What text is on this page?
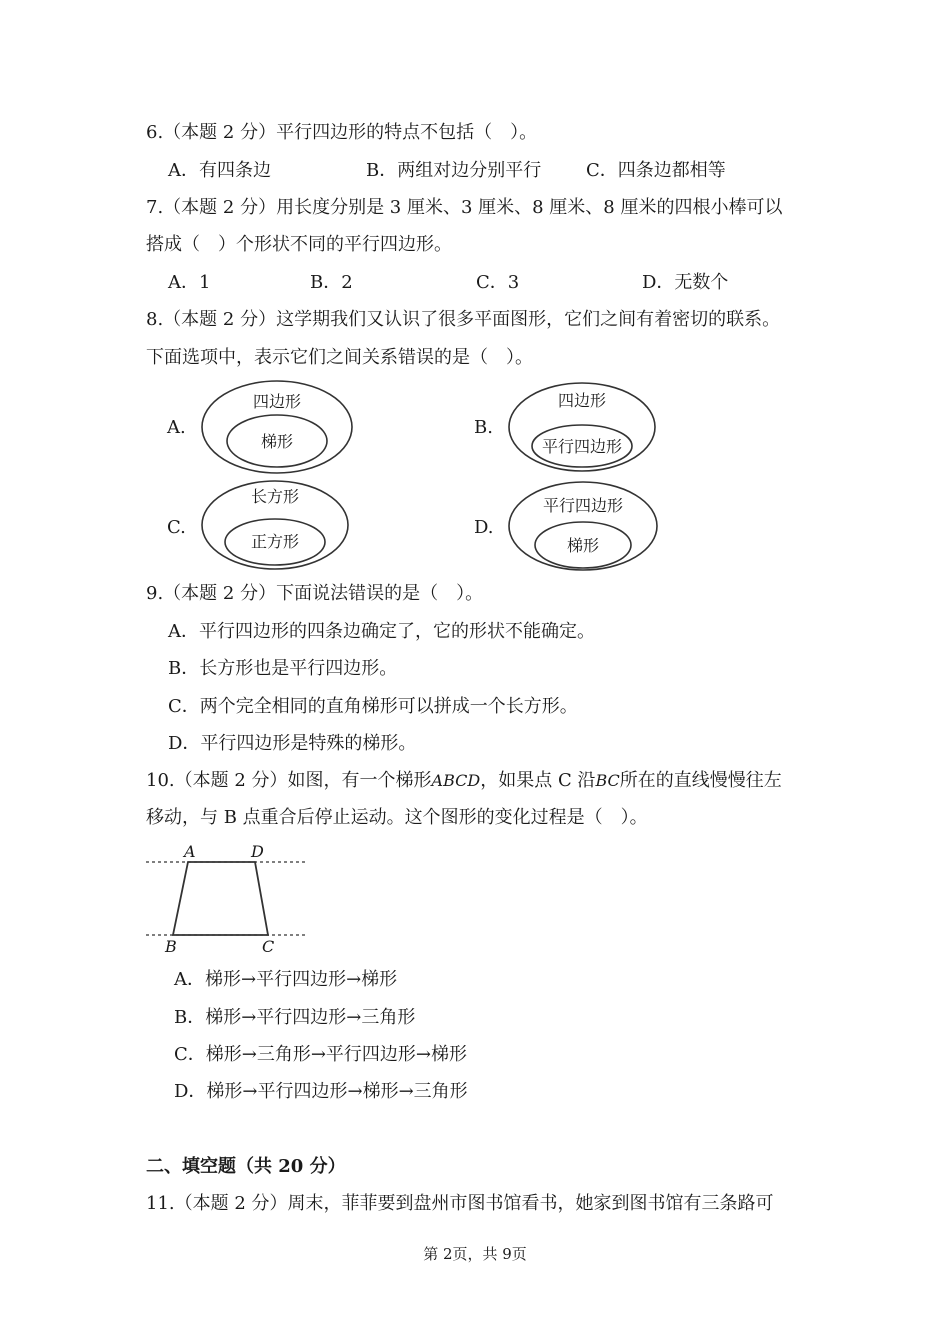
6.（本题 2 分）平行四边形的特点不包括（　）。
A．有四条边	B．两组对边分别平行 C．四条边都相等
7.（本题 2 分）用长度分别是 3 厘米、3 厘米、8 厘米、8 厘米的四根小棒可以
搭成（　）个形状不同的平行四边形。
A．1	B．2	C．3	D．无数个
8.（本题 2 分）这学期我们又认识了很多平面图形，它们之间有着密切的联系。
下面选项中，表示它们之间关系错误的是（　）。
四边形
梯形
四边形
平行四边形
长方形
正方形
平行四边形
梯形
A.	B.
C.	D.
A	D
B	C
9.（本题 2 分）下面说法错误的是（　）。
A．平行四边形的四条边确定了，它的形状不能确定。
B．长方形也是平行四边形。
C．两个完全相同的直角梯形可以拼成一个长方形。
D．平行四边形是特殊的梯形。
10.（本题 2 分）如图，有一个梯形ABCD，如果点 C 沿BC所在的直线慢慢往左
移动，与 B 点重合后停止运动。这个图形的变化过程是（　）。
A．梯形→平行四边形→梯形
B．梯形→平行四边形→三角形
C．梯形→三角形→平行四边形→梯形
D．梯形→平行四边形→梯形→三角形
二、填空题（共 20 分）
11.（本题 2 分）周末，菲菲要到盘州市图书馆看书，她家到图书馆有三条路可
第 2页，共 9页
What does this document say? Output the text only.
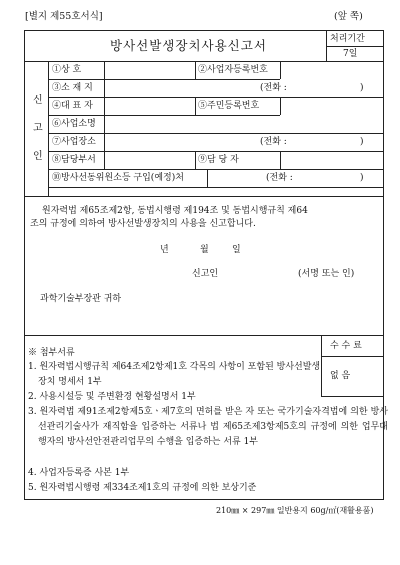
[별지 제55호서식]	(앞 쪽)
방사선발생장치사용신고서	처리기간
7일
신
고
인
①상 호	②사업자등록번호
③소 재 지	(전화 :	)
④대 표 자	⑤주민등록번호
⑥사업소명
⑦사업장소	(전화 :	)
⑧담당부서	⑨담 당 자
⑩방사선동위원소등 구입(예정)처	(전화 :	)
원자력법 제65조제2항, 동법시행령 제194조 및 동법시행규칙 제64
조의 규정에 의하여 방사선발생장치의 사용을 신고합니다.
년	월	일
신고인	(서명 또는 인)
과학기술부장관 귀하
※ 첨부서류
1. 원자력법시행규칙 제64조제2항제1호 각목의 사항이 포함된 방사선발생장치 명세서 1부
2. 사용시설등 및 주변환경 현황설명서 1부
3. 원자력법 제91조제2항제5호ㆍ제7호의 면허를 받은 자 또는 국가기술자격법에 의한 방사선관리기술사가 재직함을 입증하는 서류나 법 제65조제3항제5호의 규정에 의한 업무대행자의 방사선안전관리업무의 수행을 입증하는 서류 1부
4. 사업자등록증 사본 1부
5. 원자력법시행령 제334조제1호의 규정에 의한 보상기준
수 수 료
없 음
210㎜ × 297㎜ 일반용지 60g/㎡(재활용품)
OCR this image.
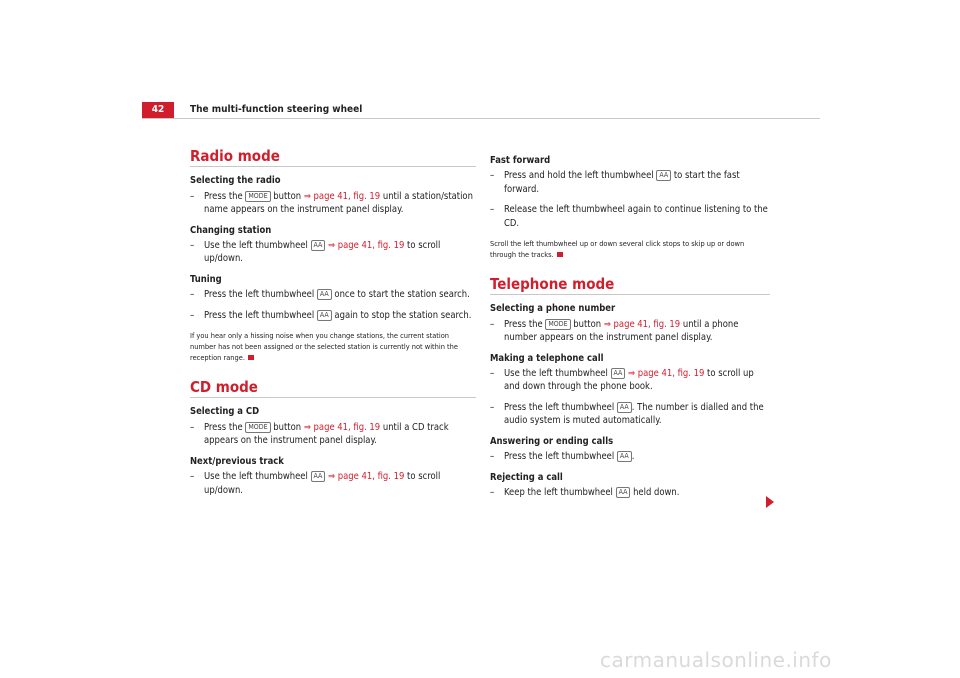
42	The multi-function steering wheel
Radio mode
Selecting the radio
– Press the MODE button ⇒ page 41, fig. 19 until a station/station name appears on the instrument panel display.
Changing station
– Use the left thumbwheel AA ⇒ page 41, fig. 19 to scroll up/down.
Tuning
– Press the left thumbwheel AA once to start the station search.
– Press the left thumbwheel AA again to stop the station search.
If you hear only a hissing noise when you change stations, the current station number has not been assigned or the selected station is currently not within the reception range.
CD mode
Selecting a CD
– Press the MODE button ⇒ page 41, fig. 19 until a CD track appears on the instrument panel display.
Next/previous track
– Use the left thumbwheel AA ⇒ page 41, fig. 19 to scroll up/down.
Fast forward
– Press and hold the left thumbwheel AA to start the fast forward.
– Release the left thumbwheel again to continue listening to the CD.
Scroll the left thumbwheel up or down several click stops to skip up or down through the tracks.
Telephone mode
Selecting a phone number
– Press the MODE button ⇒ page 41, fig. 19 until a phone number appears on the instrument panel display.
Making a telephone call
– Use the left thumbwheel AA ⇒ page 41, fig. 19 to scroll up and down through the phone book.
– Press the left thumbwheel AA . The number is dialled and the audio system is muted automatically.
Answering or ending calls
– Press the left thumbwheel AA .
Rejecting a call
– Keep the left thumbwheel AA held down.
carmanualsonline.info
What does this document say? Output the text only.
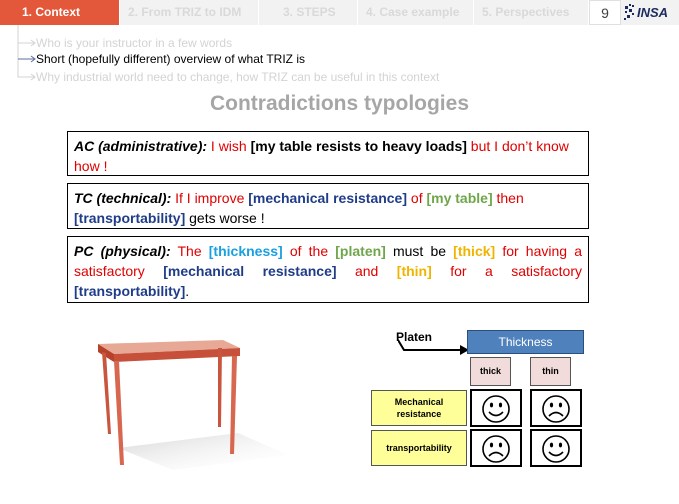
1. Context	2. From TRIZ to IDM	3. STEPS	4. Case example	5. Perspectives	9	INSA
Who is your instructor in a few words
Short (hopefully different) overview of what TRIZ is
Why industrial world need to change, how TRIZ can be useful in this context
Contradictions typologies
AC (administrative): I wish [my table resists to heavy loads] but I don’t know how !
TC (technical): If I improve [mechanical resistance] of [my table] then [transportability] gets worse !
PC (physical): The [thickness] of the [platen] must be [thick] for having a satisfactory [mechanical resistance] and [thin] for a satisfactory [transportability].
Platen	Thickness
thick	thin
Mechanical resistance
transportability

• • •

◆ **Given task**:
Without the pictures, return the entries exactly as they appear.

◆ **Correct result**:
What text is on this page?
6.（本题 2 分）平行四边形的特点不包括（　）。
A．有四条边	B．两组对边分别平行 C．四条边都相等
7.（本题 2 分）用长度分别是 3 厘米、3 厘米、8 厘米、8 厘米的四根小棒可以
搭成（　）个形状不同的平行四边形。
A．1	B．2	C．3	D．无数个
8.（本题 2 分）这学期我们又认识了很多平面图形，它们之间有着密切的联系。
下面选项中，表示它们之间关系错误的是（　）。
四边形
梯形
四边形
平行四边形
长方形
正方形
平行四边形
梯形
A.	B.
C.	D.
A	D
B	C
9.（本题 2 分）下面说法错误的是（　）。
A．平行四边形的四条边确定了，它的形状不能确定。
B．长方形也是平行四边形。
C．两个完全相同的直角梯形可以拼成一个长方形。
D．平行四边形是特殊的梯形。
10.（本题 2 分）如图，有一个梯形ABCD，如果点 C 沿BC所在的直线慢慢往左
移动，与 B 点重合后停止运动。这个图形的变化过程是（　）。
A．梯形→平行四边形→梯形
B．梯形→平行四边形→三角形
C．梯形→三角形→平行四边形→梯形
D．梯形→平行四边形→梯形→三角形
二、填空题（共 20 分）
11.（本题 2 分）周末，菲菲要到盘州市图书馆看书，她家到图书馆有三条路可
第 2页，共 9页
What does this document say? Output the text only.
[별지 제55호서식]	(앞 쪽)
방사선발생장치사용신고서	처리기간
7일
신
고
인
①상 호	②사업자등록번호
③소 재 지	(전화 :	)
④대 표 자	⑤주민등록번호
⑥사업소명
⑦사업장소	(전화 :	)
⑧담당부서	⑨담 당 자
⑩방사선동위원소등 구입(예정)처	(전화 :	)
원자력법 제65조제2항, 동법시행령 제194조 및 동법시행규칙 제64
조의 규정에 의하여 방사선발생장치의 사용을 신고합니다.
년	월	일
신고인	(서명 또는 인)
과학기술부장관 귀하
※ 첨부서류
1. 원자력법시행규칙 제64조제2항제1호 각목의 사항이 포함된 방사선발생장치 명세서 1부
2. 사용시설등 및 주변환경 현황설명서 1부
3. 원자력법 제91조제2항제5호ㆍ제7호의 면허를 받은 자 또는 국가기술자격법에 의한 방사선관리기술사가 재직함을 입증하는 서류나 법 제65조제3항제5호의 규정에 의한 업무대행자의 방사선안전관리업무의 수행을 입증하는 서류 1부
4. 사업자등록증 사본 1부
5. 원자력법시행령 제334조제1호의 규정에 의한 보상기준
수 수 료
없 음
210㎜ × 297㎜ 일반용지 60g/㎡(재활용품)
OCR this image.
42	The multi-function steering wheel
Radio mode
Selecting the radio
– Press the MODE button ⇒ page 41, fig. 19 until a station/station name appears on the instrument panel display.
Changing station
– Use the left thumbwheel AA ⇒ page 41, fig. 19 to scroll up/down.
Tuning
– Press the left thumbwheel AA once to start the station search.
– Press the left thumbwheel AA again to stop the station search.
If you hear only a hissing noise when you change stations, the current station number has not been assigned or the selected station is currently not within the reception range.
CD mode
Selecting a CD
– Press the MODE button ⇒ page 41, fig. 19 until a CD track appears on the instrument panel display.
Next/previous track
– Use the left thumbwheel AA ⇒ page 41, fig. 19 to scroll up/down.
Fast forward
– Press and hold the left thumbwheel AA to start the fast forward.
– Release the left thumbwheel again to continue listening to the CD.
Scroll the left thumbwheel up or down several click stops to skip up or down through the tracks.
Telephone mode
Selecting a phone number
– Press the MODE button ⇒ page 41, fig. 19 until a phone number appears on the instrument panel display.
Making a telephone call
– Use the left thumbwheel AA ⇒ page 41, fig. 19 to scroll up and down through the phone book.
– Press the left thumbwheel AA . The number is dialled and the audio system is muted automatically.
Answering or ending calls
– Press the left thumbwheel AA .
Rejecting a call
– Keep the left thumbwheel AA held down.
carmanualsonline.info
What does this document say? Output the text only.
1. Context	2. From TRIZ to IDM	3. STEPS	4. Case example	5. Perspectives	9	INSA
Who is your instructor in a few words
Short (hopefully different) overview of what TRIZ is
Why industrial world need to change, how TRIZ can be useful in this context
Contradictions typologies
AC (administrative): I wish [my table resists to heavy loads] but I don’t know how !
TC (technical): If I improve [mechanical resistance] of [my table] then [transportability] gets worse !
PC (physical): The [thickness] of the [platen] must be [thick] for having a satisfactory [mechanical resistance] and [thin] for a satisfactory [transportability].
Platen	Thickness
thick	thin
Mechanical resistance
transportability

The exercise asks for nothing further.